**Given task:** Pick out each line in these entries that contains the string "name".

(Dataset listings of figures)
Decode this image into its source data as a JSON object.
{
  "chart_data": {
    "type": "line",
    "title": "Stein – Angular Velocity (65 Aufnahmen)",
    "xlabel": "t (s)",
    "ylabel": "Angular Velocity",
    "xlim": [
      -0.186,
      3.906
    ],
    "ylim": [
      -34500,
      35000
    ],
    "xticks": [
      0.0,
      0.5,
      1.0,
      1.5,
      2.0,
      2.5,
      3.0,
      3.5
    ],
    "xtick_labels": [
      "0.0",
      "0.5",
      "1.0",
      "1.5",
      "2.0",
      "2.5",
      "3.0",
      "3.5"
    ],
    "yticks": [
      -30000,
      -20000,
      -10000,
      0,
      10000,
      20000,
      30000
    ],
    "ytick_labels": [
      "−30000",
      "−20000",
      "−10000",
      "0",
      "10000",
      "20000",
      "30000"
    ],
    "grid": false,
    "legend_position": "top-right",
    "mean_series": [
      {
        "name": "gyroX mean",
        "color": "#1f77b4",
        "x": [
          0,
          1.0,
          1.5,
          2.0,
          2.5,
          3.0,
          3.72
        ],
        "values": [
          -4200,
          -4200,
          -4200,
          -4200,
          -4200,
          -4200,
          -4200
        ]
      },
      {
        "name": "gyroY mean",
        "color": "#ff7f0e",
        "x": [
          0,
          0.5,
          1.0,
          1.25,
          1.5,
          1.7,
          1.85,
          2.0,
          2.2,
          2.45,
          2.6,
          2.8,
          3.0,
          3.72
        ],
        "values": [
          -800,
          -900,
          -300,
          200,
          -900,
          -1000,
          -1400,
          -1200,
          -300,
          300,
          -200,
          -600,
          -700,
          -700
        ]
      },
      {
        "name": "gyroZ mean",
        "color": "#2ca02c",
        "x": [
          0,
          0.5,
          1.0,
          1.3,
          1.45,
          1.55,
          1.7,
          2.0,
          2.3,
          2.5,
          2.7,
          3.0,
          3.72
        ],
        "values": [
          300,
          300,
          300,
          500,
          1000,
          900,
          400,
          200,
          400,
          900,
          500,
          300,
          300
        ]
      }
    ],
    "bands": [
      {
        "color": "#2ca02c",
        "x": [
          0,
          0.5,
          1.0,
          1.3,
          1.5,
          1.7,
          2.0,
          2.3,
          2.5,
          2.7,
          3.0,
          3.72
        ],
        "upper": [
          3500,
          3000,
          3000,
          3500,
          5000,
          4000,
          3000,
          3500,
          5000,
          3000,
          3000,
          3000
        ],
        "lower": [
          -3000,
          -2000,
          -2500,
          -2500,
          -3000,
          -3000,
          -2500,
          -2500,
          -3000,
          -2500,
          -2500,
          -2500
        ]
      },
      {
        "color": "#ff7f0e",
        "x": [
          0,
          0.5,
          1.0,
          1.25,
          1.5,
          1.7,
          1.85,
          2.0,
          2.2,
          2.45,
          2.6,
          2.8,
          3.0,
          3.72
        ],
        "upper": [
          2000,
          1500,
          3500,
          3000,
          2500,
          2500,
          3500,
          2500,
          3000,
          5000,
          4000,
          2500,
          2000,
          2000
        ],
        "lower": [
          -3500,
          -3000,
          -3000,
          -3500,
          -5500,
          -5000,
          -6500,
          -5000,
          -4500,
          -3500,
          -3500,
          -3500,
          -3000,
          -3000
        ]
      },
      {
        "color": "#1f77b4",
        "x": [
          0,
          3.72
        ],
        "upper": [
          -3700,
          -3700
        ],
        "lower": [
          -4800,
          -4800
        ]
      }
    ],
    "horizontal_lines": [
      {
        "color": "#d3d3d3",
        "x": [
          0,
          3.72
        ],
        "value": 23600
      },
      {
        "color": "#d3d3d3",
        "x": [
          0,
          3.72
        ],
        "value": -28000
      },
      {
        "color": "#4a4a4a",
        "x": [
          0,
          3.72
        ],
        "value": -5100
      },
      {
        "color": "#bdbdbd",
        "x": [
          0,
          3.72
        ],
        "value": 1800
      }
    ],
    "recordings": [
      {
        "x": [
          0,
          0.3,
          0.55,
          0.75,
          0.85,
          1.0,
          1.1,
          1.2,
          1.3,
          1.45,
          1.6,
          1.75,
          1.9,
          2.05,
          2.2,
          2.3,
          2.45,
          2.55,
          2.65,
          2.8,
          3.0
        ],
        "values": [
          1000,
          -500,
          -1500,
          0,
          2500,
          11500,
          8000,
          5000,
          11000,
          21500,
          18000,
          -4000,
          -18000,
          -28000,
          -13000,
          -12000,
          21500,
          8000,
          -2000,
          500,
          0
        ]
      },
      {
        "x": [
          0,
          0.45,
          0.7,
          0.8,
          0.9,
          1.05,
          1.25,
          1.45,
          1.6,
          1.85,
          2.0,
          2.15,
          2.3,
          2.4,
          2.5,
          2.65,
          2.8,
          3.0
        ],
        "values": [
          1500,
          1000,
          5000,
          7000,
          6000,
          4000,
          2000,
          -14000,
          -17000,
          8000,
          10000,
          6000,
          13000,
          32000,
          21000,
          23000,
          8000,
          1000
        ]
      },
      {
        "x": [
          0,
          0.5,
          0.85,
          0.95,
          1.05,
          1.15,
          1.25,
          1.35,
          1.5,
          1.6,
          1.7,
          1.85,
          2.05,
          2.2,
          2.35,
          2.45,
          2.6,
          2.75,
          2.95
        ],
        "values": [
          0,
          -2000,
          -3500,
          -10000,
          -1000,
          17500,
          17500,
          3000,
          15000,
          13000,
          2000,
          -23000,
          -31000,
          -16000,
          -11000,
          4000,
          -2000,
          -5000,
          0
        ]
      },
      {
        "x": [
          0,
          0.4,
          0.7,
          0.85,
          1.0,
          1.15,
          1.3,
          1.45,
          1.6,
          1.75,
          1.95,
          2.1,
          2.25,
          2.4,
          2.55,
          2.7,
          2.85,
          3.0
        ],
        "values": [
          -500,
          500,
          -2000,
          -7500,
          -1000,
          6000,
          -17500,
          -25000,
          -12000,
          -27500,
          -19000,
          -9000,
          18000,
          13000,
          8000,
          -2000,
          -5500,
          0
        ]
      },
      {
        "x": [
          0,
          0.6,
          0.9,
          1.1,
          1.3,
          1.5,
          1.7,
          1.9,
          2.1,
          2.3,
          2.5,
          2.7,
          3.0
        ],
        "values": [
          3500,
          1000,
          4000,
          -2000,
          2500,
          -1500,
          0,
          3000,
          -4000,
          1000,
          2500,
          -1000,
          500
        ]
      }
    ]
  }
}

**Solution below:**
        "name": "gyroX mean",
        "name": "gyroY mean",
        "name": "gyroZ mean",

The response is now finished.